Aim => In the material below, identify each line bearing the word "name". Reproduce those lines.

** Begin **

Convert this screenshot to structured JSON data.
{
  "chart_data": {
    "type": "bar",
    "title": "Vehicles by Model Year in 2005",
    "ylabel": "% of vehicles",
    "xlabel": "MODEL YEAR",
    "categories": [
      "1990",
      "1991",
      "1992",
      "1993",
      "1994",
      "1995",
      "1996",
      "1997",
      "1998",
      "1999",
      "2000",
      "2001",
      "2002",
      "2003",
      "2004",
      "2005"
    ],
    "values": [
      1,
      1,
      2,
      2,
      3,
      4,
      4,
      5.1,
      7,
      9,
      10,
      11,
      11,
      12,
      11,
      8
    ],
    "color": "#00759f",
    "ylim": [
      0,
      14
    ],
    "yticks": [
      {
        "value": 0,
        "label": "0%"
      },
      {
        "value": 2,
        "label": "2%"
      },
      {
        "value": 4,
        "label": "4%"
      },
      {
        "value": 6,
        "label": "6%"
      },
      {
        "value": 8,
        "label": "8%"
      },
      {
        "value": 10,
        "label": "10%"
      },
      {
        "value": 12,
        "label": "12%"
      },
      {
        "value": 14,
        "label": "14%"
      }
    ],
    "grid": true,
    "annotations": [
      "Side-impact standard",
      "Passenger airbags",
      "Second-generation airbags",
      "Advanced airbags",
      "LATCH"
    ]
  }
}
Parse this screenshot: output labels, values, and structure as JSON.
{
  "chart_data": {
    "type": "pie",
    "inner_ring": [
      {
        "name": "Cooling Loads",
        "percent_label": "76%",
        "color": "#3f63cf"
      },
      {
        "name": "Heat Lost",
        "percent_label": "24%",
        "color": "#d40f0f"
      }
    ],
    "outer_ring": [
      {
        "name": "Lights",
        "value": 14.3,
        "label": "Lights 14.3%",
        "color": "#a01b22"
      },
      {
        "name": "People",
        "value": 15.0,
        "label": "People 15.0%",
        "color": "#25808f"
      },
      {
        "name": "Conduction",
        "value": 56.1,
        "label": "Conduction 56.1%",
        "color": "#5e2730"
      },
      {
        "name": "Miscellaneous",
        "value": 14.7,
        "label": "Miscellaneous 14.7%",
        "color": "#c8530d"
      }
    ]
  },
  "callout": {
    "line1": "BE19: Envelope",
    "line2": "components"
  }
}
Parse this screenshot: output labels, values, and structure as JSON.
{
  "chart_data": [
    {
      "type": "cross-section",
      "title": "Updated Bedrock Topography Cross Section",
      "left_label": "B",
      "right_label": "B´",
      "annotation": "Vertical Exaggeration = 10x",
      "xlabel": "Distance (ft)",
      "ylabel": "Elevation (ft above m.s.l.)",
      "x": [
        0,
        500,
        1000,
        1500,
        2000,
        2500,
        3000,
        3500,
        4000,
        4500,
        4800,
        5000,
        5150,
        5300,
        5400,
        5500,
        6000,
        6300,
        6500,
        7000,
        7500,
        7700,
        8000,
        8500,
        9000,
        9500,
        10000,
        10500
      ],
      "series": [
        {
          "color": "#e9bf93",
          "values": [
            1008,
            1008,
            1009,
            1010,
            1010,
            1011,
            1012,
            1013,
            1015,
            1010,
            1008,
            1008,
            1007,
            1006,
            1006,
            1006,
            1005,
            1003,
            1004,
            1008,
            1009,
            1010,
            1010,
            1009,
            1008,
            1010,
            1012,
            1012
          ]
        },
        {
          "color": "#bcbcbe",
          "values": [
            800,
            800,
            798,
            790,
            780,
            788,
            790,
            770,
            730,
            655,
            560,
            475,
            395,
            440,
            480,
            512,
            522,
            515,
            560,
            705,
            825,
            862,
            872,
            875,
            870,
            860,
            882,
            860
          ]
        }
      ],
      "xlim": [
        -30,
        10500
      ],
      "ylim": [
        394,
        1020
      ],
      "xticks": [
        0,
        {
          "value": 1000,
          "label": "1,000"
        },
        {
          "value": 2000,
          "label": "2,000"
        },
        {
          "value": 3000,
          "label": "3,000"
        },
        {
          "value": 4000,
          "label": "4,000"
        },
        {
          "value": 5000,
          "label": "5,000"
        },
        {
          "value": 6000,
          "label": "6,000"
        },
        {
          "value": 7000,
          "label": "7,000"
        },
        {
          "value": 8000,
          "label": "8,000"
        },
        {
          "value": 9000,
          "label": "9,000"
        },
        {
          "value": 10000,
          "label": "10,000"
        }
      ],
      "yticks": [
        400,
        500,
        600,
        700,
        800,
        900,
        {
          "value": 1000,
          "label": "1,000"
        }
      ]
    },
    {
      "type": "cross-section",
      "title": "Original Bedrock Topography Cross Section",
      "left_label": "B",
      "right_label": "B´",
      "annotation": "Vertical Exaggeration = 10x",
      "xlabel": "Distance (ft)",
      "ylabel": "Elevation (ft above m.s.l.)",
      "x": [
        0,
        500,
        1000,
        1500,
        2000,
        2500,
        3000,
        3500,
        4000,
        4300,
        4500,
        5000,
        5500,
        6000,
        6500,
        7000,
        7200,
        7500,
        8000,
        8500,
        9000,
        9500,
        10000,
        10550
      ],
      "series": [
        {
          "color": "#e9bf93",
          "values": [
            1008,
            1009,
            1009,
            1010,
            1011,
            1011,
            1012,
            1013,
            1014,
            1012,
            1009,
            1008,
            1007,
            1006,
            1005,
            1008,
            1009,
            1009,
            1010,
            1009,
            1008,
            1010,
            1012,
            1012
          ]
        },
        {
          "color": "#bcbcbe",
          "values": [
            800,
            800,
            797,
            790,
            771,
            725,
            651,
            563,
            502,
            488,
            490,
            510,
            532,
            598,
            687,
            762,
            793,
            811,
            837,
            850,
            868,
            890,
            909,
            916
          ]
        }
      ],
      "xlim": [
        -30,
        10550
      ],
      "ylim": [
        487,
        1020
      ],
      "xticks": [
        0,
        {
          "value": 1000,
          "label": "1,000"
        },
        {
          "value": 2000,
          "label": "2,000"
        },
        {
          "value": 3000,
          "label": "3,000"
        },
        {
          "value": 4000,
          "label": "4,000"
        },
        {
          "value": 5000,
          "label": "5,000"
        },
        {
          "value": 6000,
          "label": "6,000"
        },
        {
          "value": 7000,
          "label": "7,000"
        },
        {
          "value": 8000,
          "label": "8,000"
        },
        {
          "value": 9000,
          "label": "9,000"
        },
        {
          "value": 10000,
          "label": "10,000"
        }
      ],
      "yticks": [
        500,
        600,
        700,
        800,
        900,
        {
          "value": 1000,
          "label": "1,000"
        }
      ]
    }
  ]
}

** End **

Reply =>
        "name": "Cooling Loads",
        "name": "Heat Lost",
        "name": "Lights",
        "name": "People",
        "name": "Conduction",
        "name": "Miscellaneous",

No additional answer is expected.